__GIVEN RECORDS__.
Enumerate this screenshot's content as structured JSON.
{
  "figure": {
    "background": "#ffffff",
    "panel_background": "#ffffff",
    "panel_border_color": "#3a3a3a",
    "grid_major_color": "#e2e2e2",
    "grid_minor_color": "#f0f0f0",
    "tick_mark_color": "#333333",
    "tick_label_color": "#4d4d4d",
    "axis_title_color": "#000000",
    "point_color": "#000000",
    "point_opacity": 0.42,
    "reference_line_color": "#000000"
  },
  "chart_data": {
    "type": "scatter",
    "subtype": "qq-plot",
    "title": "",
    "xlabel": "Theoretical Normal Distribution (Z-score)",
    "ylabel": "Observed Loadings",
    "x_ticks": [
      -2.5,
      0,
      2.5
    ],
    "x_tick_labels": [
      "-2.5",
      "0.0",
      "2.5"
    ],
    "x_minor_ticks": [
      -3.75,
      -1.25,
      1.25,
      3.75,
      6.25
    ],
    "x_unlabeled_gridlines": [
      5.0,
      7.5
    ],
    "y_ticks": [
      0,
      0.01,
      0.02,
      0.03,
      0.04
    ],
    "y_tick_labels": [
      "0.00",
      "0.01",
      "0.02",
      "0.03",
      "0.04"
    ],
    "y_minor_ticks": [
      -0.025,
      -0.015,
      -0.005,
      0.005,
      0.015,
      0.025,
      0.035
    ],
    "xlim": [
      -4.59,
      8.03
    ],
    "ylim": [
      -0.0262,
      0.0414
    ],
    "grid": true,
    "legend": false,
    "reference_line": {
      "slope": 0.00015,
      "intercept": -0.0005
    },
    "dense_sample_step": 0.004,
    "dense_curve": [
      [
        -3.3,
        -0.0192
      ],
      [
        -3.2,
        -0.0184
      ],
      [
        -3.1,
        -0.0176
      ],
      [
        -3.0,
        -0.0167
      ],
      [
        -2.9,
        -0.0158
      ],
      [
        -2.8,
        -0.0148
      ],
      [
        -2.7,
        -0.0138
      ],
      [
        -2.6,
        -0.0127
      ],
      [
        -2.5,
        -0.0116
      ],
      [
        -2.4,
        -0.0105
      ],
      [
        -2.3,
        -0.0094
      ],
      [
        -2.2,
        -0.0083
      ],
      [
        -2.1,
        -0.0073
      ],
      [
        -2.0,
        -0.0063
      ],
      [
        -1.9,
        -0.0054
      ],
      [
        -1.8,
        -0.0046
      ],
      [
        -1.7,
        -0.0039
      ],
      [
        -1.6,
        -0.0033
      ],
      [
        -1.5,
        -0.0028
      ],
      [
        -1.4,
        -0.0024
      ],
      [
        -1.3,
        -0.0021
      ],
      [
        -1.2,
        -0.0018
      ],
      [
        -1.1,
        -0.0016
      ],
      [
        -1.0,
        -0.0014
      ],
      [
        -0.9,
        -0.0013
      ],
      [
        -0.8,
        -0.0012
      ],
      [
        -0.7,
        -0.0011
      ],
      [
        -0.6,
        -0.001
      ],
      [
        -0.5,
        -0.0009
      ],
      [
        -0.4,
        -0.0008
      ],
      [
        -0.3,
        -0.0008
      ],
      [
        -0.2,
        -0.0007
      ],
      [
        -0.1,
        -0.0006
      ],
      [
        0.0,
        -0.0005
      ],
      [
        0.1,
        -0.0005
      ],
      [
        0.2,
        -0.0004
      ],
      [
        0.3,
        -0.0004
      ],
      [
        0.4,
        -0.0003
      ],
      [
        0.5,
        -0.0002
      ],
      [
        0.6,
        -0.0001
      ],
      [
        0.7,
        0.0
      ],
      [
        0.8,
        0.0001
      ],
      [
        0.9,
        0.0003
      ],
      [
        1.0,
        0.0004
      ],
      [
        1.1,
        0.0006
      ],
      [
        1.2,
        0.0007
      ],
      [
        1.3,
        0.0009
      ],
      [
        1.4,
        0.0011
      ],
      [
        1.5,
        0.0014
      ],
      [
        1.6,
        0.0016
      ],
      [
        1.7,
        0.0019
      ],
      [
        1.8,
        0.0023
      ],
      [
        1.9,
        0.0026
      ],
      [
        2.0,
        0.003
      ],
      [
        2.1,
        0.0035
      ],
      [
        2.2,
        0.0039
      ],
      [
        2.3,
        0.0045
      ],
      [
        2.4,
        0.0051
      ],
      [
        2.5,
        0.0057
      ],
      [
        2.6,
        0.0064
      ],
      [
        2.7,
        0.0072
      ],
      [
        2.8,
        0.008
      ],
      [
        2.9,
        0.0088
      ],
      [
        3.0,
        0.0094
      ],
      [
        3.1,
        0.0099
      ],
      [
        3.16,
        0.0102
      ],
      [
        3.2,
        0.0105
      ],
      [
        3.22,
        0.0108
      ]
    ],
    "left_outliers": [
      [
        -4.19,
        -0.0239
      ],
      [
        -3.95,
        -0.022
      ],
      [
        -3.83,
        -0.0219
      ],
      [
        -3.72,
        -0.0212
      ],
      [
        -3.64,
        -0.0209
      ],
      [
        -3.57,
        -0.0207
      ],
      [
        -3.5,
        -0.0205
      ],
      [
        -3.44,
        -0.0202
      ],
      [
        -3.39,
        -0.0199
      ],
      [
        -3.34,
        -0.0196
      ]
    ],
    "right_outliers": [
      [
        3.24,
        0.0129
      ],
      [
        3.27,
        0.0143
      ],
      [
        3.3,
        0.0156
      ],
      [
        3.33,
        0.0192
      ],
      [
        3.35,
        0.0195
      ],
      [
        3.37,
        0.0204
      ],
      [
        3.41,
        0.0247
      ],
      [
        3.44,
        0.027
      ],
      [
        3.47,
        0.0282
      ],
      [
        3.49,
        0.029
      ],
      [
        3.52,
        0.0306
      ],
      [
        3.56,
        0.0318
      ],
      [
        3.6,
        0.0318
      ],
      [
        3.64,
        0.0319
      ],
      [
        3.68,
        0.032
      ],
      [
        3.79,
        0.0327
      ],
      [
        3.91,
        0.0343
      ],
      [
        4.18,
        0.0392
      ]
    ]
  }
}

__PROBLEM DETAILS__.
Scan the data for the word "ffffff" and copy every line where it shows up.

__EXERCISE RESPONSE__.
    "background": "#ffffff",
    "panel_background": "#ffffff",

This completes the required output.